WHAT IS EXPECTED: Using the data below, repeat all of it precisely.

** START EXTRACTED INFORMATION **

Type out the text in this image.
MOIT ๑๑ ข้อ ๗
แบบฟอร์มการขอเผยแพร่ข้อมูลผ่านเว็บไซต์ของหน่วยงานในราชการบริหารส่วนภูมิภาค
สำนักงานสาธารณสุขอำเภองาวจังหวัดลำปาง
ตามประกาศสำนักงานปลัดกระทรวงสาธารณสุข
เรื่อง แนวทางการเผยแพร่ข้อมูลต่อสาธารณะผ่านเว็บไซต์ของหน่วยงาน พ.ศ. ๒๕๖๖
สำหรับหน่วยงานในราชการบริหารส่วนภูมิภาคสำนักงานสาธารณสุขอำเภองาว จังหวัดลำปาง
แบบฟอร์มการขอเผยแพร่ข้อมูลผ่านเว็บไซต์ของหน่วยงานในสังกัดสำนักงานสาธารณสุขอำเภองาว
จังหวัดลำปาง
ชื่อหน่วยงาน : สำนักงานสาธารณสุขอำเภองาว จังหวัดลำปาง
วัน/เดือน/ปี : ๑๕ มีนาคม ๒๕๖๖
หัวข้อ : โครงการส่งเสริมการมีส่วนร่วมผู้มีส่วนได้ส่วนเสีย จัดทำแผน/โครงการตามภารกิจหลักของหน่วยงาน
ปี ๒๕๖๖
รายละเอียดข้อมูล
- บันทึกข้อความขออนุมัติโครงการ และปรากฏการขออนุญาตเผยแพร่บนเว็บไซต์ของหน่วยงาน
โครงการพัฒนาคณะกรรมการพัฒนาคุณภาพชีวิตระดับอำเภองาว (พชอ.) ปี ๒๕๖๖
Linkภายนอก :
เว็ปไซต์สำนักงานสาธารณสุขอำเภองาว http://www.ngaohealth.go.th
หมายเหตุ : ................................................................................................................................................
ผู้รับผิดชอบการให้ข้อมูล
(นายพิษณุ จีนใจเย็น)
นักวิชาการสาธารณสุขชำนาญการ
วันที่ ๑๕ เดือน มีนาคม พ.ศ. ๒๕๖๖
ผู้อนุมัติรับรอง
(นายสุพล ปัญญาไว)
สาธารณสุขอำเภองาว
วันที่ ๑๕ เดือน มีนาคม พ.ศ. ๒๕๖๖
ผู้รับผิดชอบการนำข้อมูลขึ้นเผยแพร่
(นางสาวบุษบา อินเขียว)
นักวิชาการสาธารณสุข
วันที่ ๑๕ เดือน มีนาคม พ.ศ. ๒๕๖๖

** END EXTRACTED INFORMATION **

EXERCISE OUTPUT:
Type out the text in this image.
MOIT ๑๑ ข้อ ๗
แบบฟอร์มการขอเผยแพร่ข้อมูลผ่านเว็บไซต์ของหน่วยงานในราชการบริหารส่วนภูมิภาค
สำนักงานสาธารณสุขอำเภองาวจังหวัดลำปาง
ตามประกาศสำนักงานปลัดกระทรวงสาธารณสุข
เรื่อง แนวทางการเผยแพร่ข้อมูลต่อสาธารณะผ่านเว็บไซต์ของหน่วยงาน พ.ศ. ๒๕๖๖
สำหรับหน่วยงานในราชการบริหารส่วนภูมิภาคสำนักงานสาธารณสุขอำเภองาว จังหวัดลำปาง
แบบฟอร์มการขอเผยแพร่ข้อมูลผ่านเว็บไซต์ของหน่วยงานในสังกัดสำนักงานสาธารณสุขอำเภองาว
จังหวัดลำปาง
ชื่อหน่วยงาน : สำนักงานสาธารณสุขอำเภองาว จังหวัดลำปาง
วัน/เดือน/ปี : ๑๕ มีนาคม ๒๕๖๖
หัวข้อ : โครงการส่งเสริมการมีส่วนร่วมผู้มีส่วนได้ส่วนเสีย จัดทำแผน/โครงการตามภารกิจหลักของหน่วยงาน
ปี ๒๕๖๖
รายละเอียดข้อมูล
- บันทึกข้อความขออนุมัติโครงการ และปรากฏการขออนุญาตเผยแพร่บนเว็บไซต์ของหน่วยงาน
โครงการพัฒนาคณะกรรมการพัฒนาคุณภาพชีวิตระดับอำเภองาว (พชอ.) ปี ๒๕๖๖
Linkภายนอก :
เว็ปไซต์สำนักงานสาธารณสุขอำเภองาว http://www.ngaohealth.go.th
หมายเหตุ : ................................................................................................................................................
ผู้รับผิดชอบการให้ข้อมูล
(นายพิษณุ จีนใจเย็น)
นักวิชาการสาธารณสุขชำนาญการ
วันที่ ๑๕ เดือน มีนาคม พ.ศ. ๒๕๖๖
ผู้อนุมัติรับรอง
(นายสุพล ปัญญาไว)
สาธารณสุขอำเภองาว
วันที่ ๑๕ เดือน มีนาคม พ.ศ. ๒๕๖๖
ผู้รับผิดชอบการนำข้อมูลขึ้นเผยแพร่
(นางสาวบุษบา อินเขียว)
นักวิชาการสาธารณสุข
วันที่ ๑๕ เดือน มีนาคม พ.ศ. ๒๕๖๖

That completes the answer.